#### Given records
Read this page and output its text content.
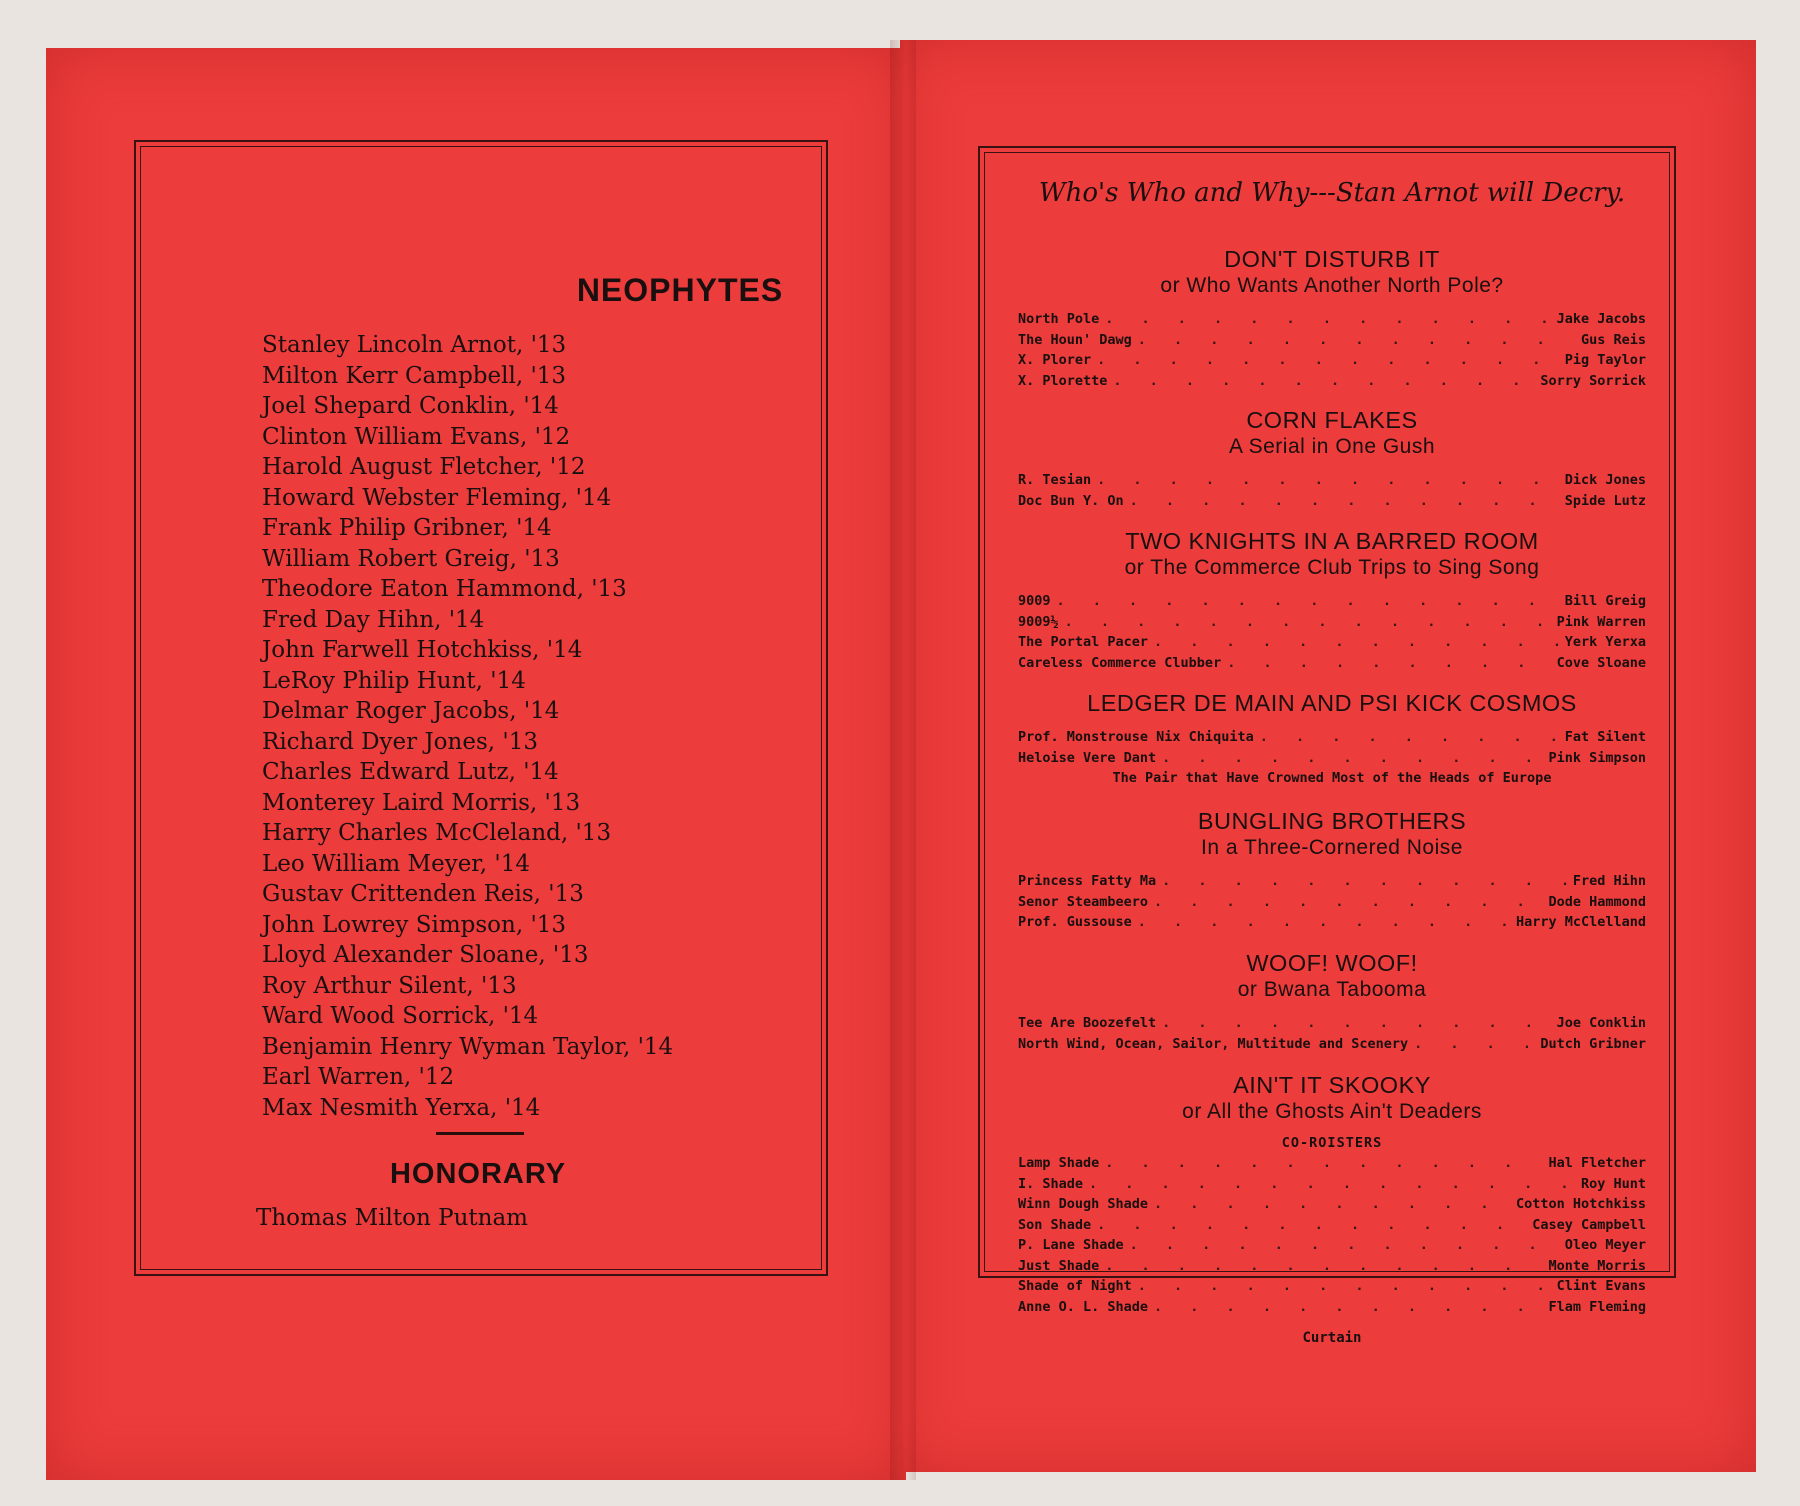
NEOPHYTES
Stanley Lincoln Arnot, '13
Milton Kerr Campbell, '13
Joel Shepard Conklin, '14
Clinton William Evans, '12
Harold August Fletcher, '12
Howard Webster Fleming, '14
Frank Philip Gribner, '14
William Robert Greig, '13
Theodore Eaton Hammond, '13
Fred Day Hihn, '14
John Farwell Hotchkiss, '14
LeRoy Philip Hunt, '14
Delmar Roger Jacobs, '14
Richard Dyer Jones, '13
Charles Edward Lutz, '14
Monterey Laird Morris, '13
Harry Charles McCleland, '13
Leo William Meyer, '14
Gustav Crittenden Reis, '13
John Lowrey Simpson, '13
Lloyd Alexander Sloane, '13
Roy Arthur Silent, '13
Ward Wood Sorrick, '14
Benjamin Henry Wyman Taylor, '14
Earl Warren, '12
Max Nesmith Yerxa, '14
HONORARY
Thomas Milton Putnam
Who's Who and Why---Stan Arnot will Decry.
DON'T DISTURB IT
or Who Wants Another North Pole?
North Pole . . .	Jake Jacobs
The Houn' Dawg . . .	Gus Reis
X. Plorer . . .	Pig Taylor
X. Plorette . . .	Sorry Sorrick
CORN FLAKES
A Serial in One Gush
R. Tesian . . .	Dick Jones
Doc Bun Y. On . . .	Spide Lutz
TWO KNIGHTS IN A BARRED ROOM
or The Commerce Club Trips to Sing Song
9009 . . .	Bill Greig
9009½ . . .	Pink Warren
The Portal Pacer . . .	Yerk Yerxa
Careless Commerce Clubber . . .	Cove Sloane
LEDGER DE MAIN AND PSI KICK COSMOS
Prof. Monstrouse Nix Chiquita . . .	Fat Silent
Heloise Vere Dant . . .	Pink Simpson
The Pair that Have Crowned Most of the Heads of Europe
BUNGLING BROTHERS
In a Three-Cornered Noise
Princess Fatty Ma . . .	Fred Hihn
Senor Steambeero . . .	Dode Hammond
Prof. Gussouse . . .	Harry McClelland
WOOF! WOOF!
or Bwana Tabooma
Tee Are Boozefelt . . .	Joe Conklin
North Wind, Ocean, Sailor, Multitude and Scenery . . .	Dutch Gribner
AIN'T IT SKOOKY
or All the Ghosts Ain't Deaders
CO-ROISTERS
Lamp Shade . . .	Hal Fletcher
I. Shade . . .	Roy Hunt
Winn Dough Shade . . .	Cotton Hotchkiss
Son Shade . . .	Casey Campbell
P. Lane Shade . . .	Oleo Meyer
Just Shade . . .	Monte Morris
Shade of Night . . .	Clint Evans
Anne O. L. Shade . . .	Flam Fleming
Curtain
########
Job - Set down every record once more, word for word, without pictures.

Reply -
Read this page and output its text content.
NEOPHYTES
Stanley Lincoln Arnot, '13
Milton Kerr Campbell, '13
Joel Shepard Conklin, '14
Clinton William Evans, '12
Harold August Fletcher, '12
Howard Webster Fleming, '14
Frank Philip Gribner, '14
William Robert Greig, '13
Theodore Eaton Hammond, '13
Fred Day Hihn, '14
John Farwell Hotchkiss, '14
LeRoy Philip Hunt, '14
Delmar Roger Jacobs, '14
Richard Dyer Jones, '13
Charles Edward Lutz, '14
Monterey Laird Morris, '13
Harry Charles McCleland, '13
Leo William Meyer, '14
Gustav Crittenden Reis, '13
John Lowrey Simpson, '13
Lloyd Alexander Sloane, '13
Roy Arthur Silent, '13
Ward Wood Sorrick, '14
Benjamin Henry Wyman Taylor, '14
Earl Warren, '12
Max Nesmith Yerxa, '14
HONORARY
Thomas Milton Putnam
Who's Who and Why---Stan Arnot will Decry.
DON'T DISTURB IT
or Who Wants Another North Pole?
North Pole . . .	Jake Jacobs
The Houn' Dawg . . .	Gus Reis
X. Plorer . . .	Pig Taylor
X. Plorette . . .	Sorry Sorrick
CORN FLAKES
A Serial in One Gush
R. Tesian . . .	Dick Jones
Doc Bun Y. On . . .	Spide Lutz
TWO KNIGHTS IN A BARRED ROOM
or The Commerce Club Trips to Sing Song
9009 . . .	Bill Greig
9009½ . . .	Pink Warren
The Portal Pacer . . .	Yerk Yerxa
Careless Commerce Clubber . . .	Cove Sloane
LEDGER DE MAIN AND PSI KICK COSMOS
Prof. Monstrouse Nix Chiquita . . .	Fat Silent
Heloise Vere Dant . . .	Pink Simpson
The Pair that Have Crowned Most of the Heads of Europe
BUNGLING BROTHERS
In a Three-Cornered Noise
Princess Fatty Ma . . .	Fred Hihn
Senor Steambeero . . .	Dode Hammond
Prof. Gussouse . . .	Harry McClelland
WOOF! WOOF!
or Bwana Tabooma
Tee Are Boozefelt . . .	Joe Conklin
North Wind, Ocean, Sailor, Multitude and Scenery . . .	Dutch Gribner
AIN'T IT SKOOKY
or All the Ghosts Ain't Deaders
CO-ROISTERS
Lamp Shade . . .	Hal Fletcher
I. Shade . . .	Roy Hunt
Winn Dough Shade . . .	Cotton Hotchkiss
Son Shade . . .	Casey Campbell
P. Lane Shade . . .	Oleo Meyer
Just Shade . . .	Monte Morris
Shade of Night . . .	Clint Evans
Anne O. L. Shade . . .	Flam Fleming
Curtain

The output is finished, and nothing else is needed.